-- Begin INFORMATION PROVIDED --

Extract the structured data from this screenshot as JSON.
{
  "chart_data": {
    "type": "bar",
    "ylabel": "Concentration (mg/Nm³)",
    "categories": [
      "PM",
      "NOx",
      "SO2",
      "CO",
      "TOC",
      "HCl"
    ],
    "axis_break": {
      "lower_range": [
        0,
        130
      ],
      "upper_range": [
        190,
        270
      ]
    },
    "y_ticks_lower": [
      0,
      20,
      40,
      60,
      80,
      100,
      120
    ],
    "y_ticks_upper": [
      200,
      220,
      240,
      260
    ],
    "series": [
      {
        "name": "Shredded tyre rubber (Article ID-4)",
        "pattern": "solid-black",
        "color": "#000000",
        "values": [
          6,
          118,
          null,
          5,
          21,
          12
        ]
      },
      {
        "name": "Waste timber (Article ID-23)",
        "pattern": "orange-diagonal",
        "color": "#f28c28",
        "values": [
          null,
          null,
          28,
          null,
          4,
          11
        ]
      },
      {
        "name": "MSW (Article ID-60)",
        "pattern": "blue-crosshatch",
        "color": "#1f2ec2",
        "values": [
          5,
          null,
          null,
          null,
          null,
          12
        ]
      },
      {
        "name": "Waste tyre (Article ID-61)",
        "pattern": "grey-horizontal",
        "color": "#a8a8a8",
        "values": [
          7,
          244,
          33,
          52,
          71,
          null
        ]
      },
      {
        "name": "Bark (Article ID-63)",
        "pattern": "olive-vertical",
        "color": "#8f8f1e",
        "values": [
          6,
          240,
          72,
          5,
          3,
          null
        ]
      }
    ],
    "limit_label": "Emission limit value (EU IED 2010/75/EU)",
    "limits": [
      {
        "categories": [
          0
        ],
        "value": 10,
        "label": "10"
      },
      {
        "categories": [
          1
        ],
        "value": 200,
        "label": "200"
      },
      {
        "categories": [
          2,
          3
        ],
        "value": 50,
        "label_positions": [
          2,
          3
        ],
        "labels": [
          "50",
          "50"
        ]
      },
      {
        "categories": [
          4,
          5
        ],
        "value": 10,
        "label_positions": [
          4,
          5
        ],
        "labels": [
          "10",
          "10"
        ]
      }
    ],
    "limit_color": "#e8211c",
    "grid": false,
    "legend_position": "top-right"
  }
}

-- End INFORMATION PROVIDED --

GIVEN REQUEST
Copy each line holding the word "name" from the listing above.

TASK ANSWER
        "name": "Shredded tyre rubber (Article ID-4)",
        "name": "Waste timber (Article ID-23)",
        "name": "MSW (Article ID-60)",
        "name": "Waste tyre (Article ID-61)",
        "name": "Bark (Article ID-63)",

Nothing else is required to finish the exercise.